Dataset excerpts =>
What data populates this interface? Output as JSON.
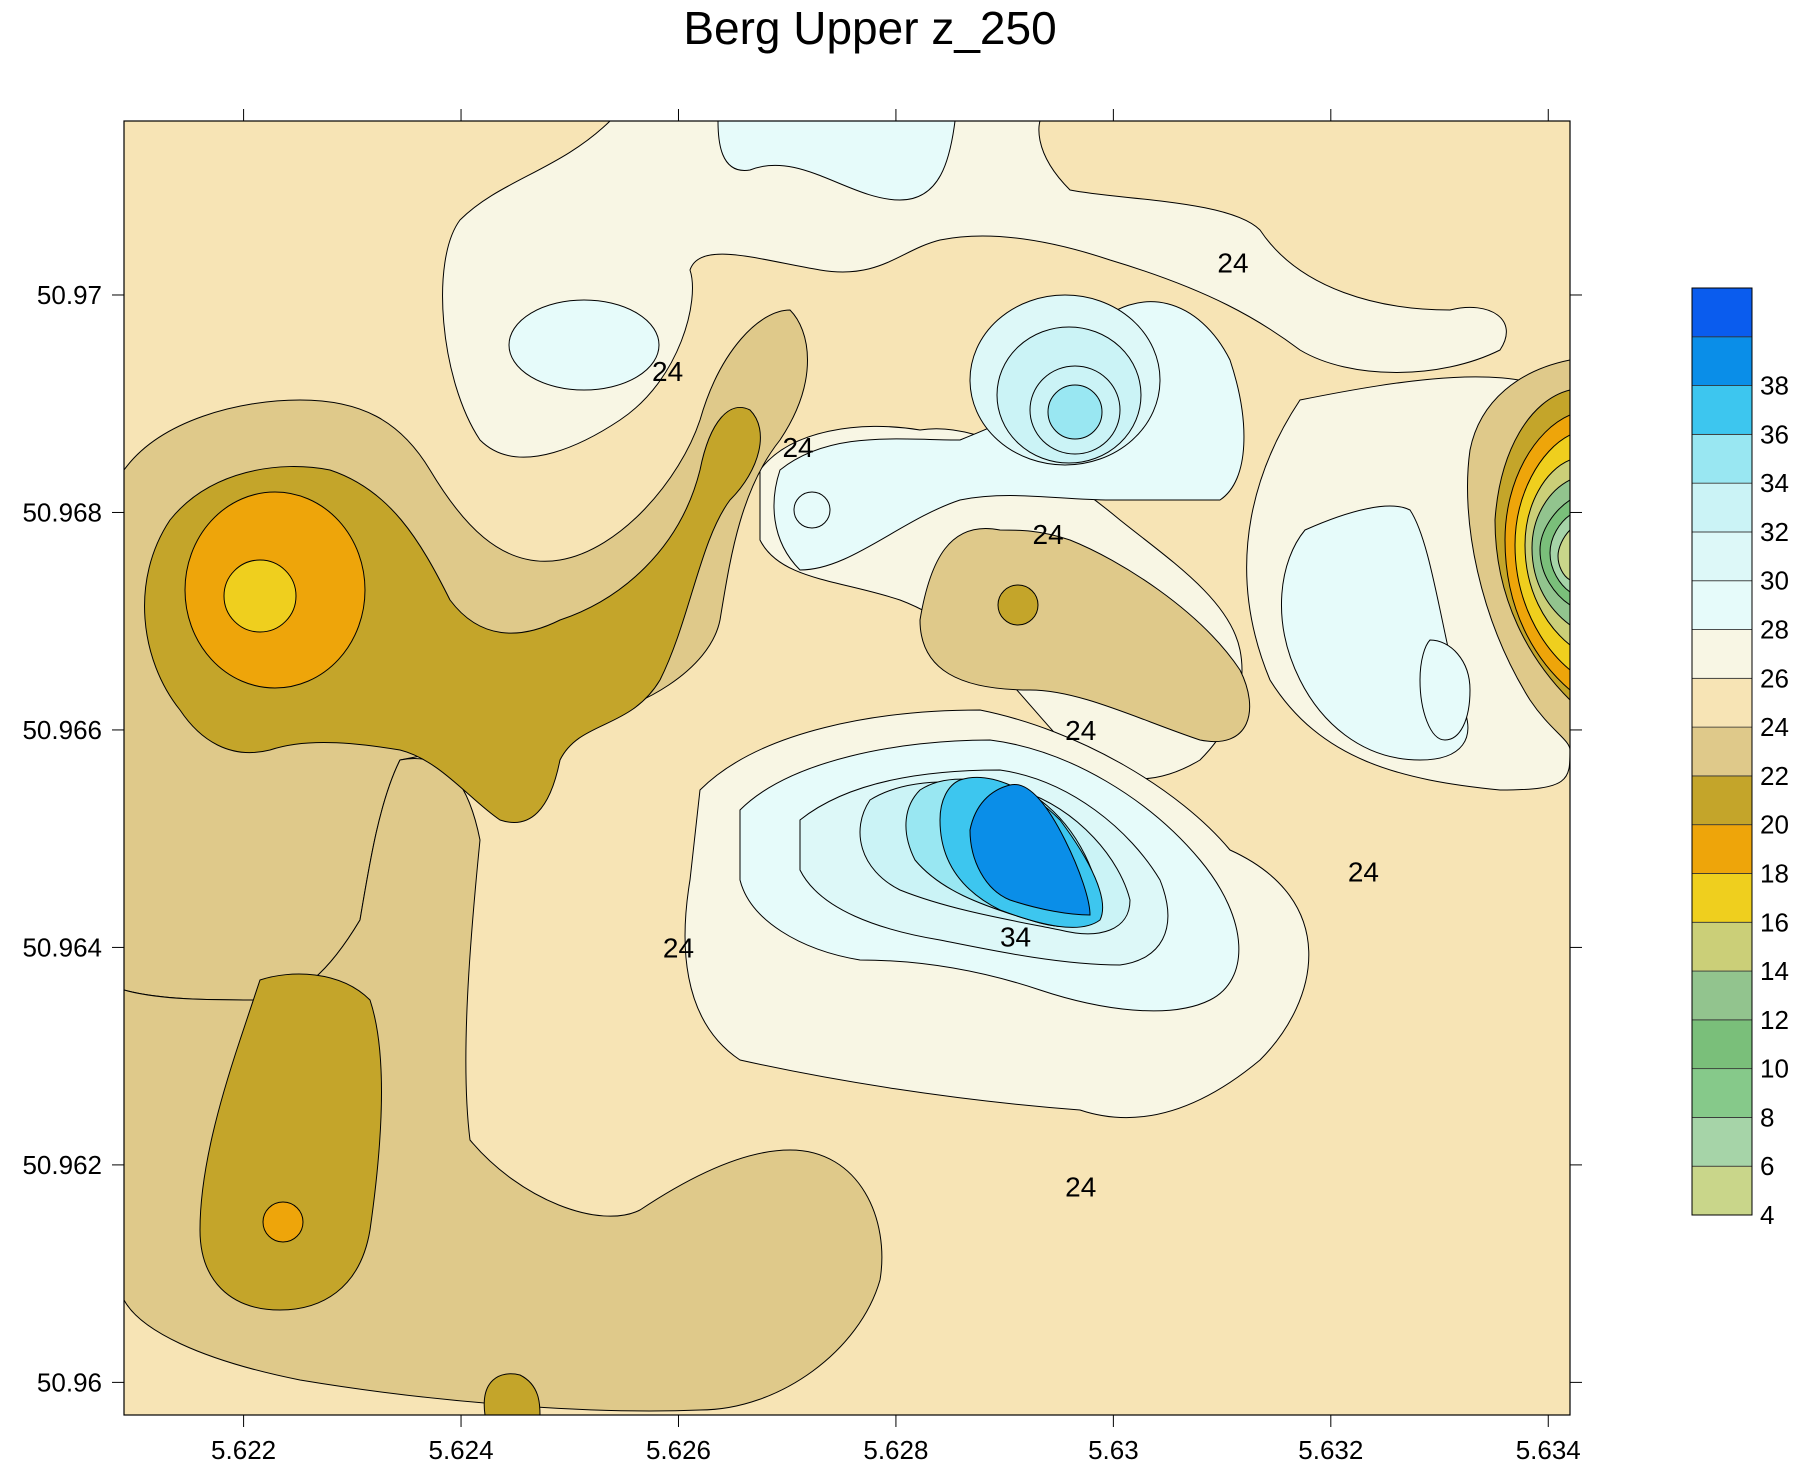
{
  "chart_data": {
    "type": "heatmap",
    "subtype": "filled-contour",
    "title": "Berg Upper z_250",
    "xlabel": "",
    "ylabel": "",
    "xlim": [
      5.6209,
      5.6342
    ],
    "ylim": [
      50.9597,
      50.9716
    ],
    "x_ticks": [
      5.622,
      5.624,
      5.626,
      5.628,
      5.63,
      5.632,
      5.634
    ],
    "x_tick_labels": [
      "5.622",
      "5.624",
      "5.626",
      "5.628",
      "5.63",
      "5.632",
      "5.634"
    ],
    "y_ticks": [
      50.96,
      50.962,
      50.964,
      50.966,
      50.968,
      50.97
    ],
    "y_tick_labels": [
      "50.96",
      "50.962",
      "50.964",
      "50.966",
      "50.968",
      "50.97"
    ],
    "grid": false,
    "colorbar": {
      "placement": "right",
      "levels": [
        4,
        6,
        8,
        10,
        12,
        14,
        16,
        18,
        20,
        22,
        24,
        26,
        28,
        30,
        32,
        34,
        36,
        38
      ],
      "labels": [
        "4",
        "6",
        "8",
        "10",
        "12",
        "14",
        "16",
        "18",
        "20",
        "22",
        "24",
        "26",
        "28",
        "30",
        "32",
        "34",
        "36",
        "38"
      ],
      "colors": [
        "#c9d68a",
        "#a6d4a8",
        "#86c98a",
        "#7abf7a",
        "#92c48e",
        "#cbcf78",
        "#efcf1e",
        "#eea50a",
        "#c4a52a",
        "#dfc98a",
        "#f7e4b5",
        "#f8f6e4",
        "#e6fbfa",
        "#ddf8f8",
        "#cbf3f6",
        "#99e7f2",
        "#3dc6ef",
        "#0a8ee8",
        "#0a5cee"
      ]
    },
    "contour_labels": [
      {
        "text": "24",
        "x": 5.6259,
        "y": 50.9693
      },
      {
        "text": "24",
        "x": 5.6271,
        "y": 50.9686
      },
      {
        "text": "24",
        "x": 5.6294,
        "y": 50.9678
      },
      {
        "text": "24",
        "x": 5.6311,
        "y": 50.9703
      },
      {
        "text": "24",
        "x": 5.6297,
        "y": 50.966
      },
      {
        "text": "24",
        "x": 5.626,
        "y": 50.964
      },
      {
        "text": "24",
        "x": 5.6297,
        "y": 50.9618
      },
      {
        "text": "24",
        "x": 5.6323,
        "y": 50.9647
      },
      {
        "text": "34",
        "x": 5.6291,
        "y": 50.9641
      }
    ]
  }
}
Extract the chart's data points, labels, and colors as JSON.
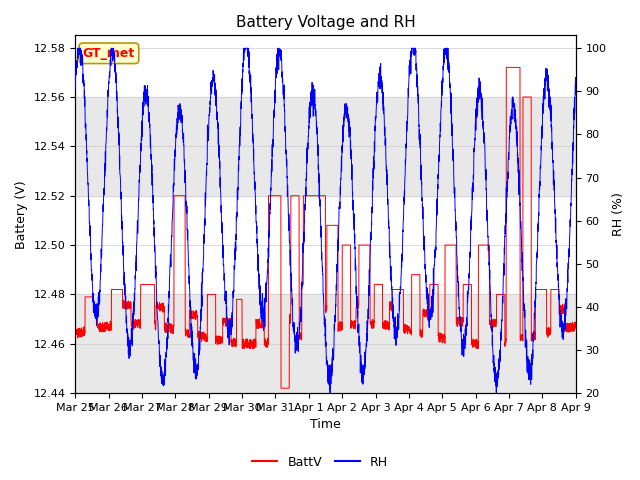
{
  "title": "Battery Voltage and RH",
  "xlabel": "Time",
  "ylabel_left": "Battery (V)",
  "ylabel_right": "RH (%)",
  "ylim_left": [
    12.44,
    12.585
  ],
  "ylim_right": [
    20,
    103
  ],
  "yticks_left": [
    12.44,
    12.46,
    12.48,
    12.5,
    12.52,
    12.54,
    12.56,
    12.58
  ],
  "yticks_right": [
    20,
    30,
    40,
    50,
    60,
    70,
    80,
    90,
    100
  ],
  "xtick_labels": [
    "Mar 25",
    "Mar 26",
    "Mar 27",
    "Mar 28",
    "Mar 29",
    "Mar 30",
    "Mar 31",
    "Apr 1",
    "Apr 2",
    "Apr 3",
    "Apr 4",
    "Apr 5",
    "Apr 6",
    "Apr 7",
    "Apr 8",
    "Apr 9"
  ],
  "xtick_positions": [
    0,
    24,
    48,
    72,
    96,
    120,
    144,
    168,
    192,
    216,
    240,
    264,
    288,
    312,
    336,
    360
  ],
  "legend_labels": [
    "BattV",
    "RH"
  ],
  "legend_colors": [
    "red",
    "blue"
  ],
  "batt_color": "red",
  "rh_color": "blue",
  "annotation_text": "GT_met",
  "annotation_bg": "#ffffcc",
  "annotation_border": "#b8960c",
  "background_shade1": [
    12.52,
    12.56
  ],
  "background_shade2": [
    12.44,
    12.48
  ],
  "shade_color": "#e8e8e8",
  "grid_color": "#cccccc",
  "title_fontsize": 11,
  "axis_fontsize": 9,
  "tick_fontsize": 8,
  "annot_fontsize": 9
}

Aim => Collect each line above holding the string "Battery".

Answer for this exercise =>
  "title": "Battery Voltage and RH",
  "ylabel_left": "Battery (V)",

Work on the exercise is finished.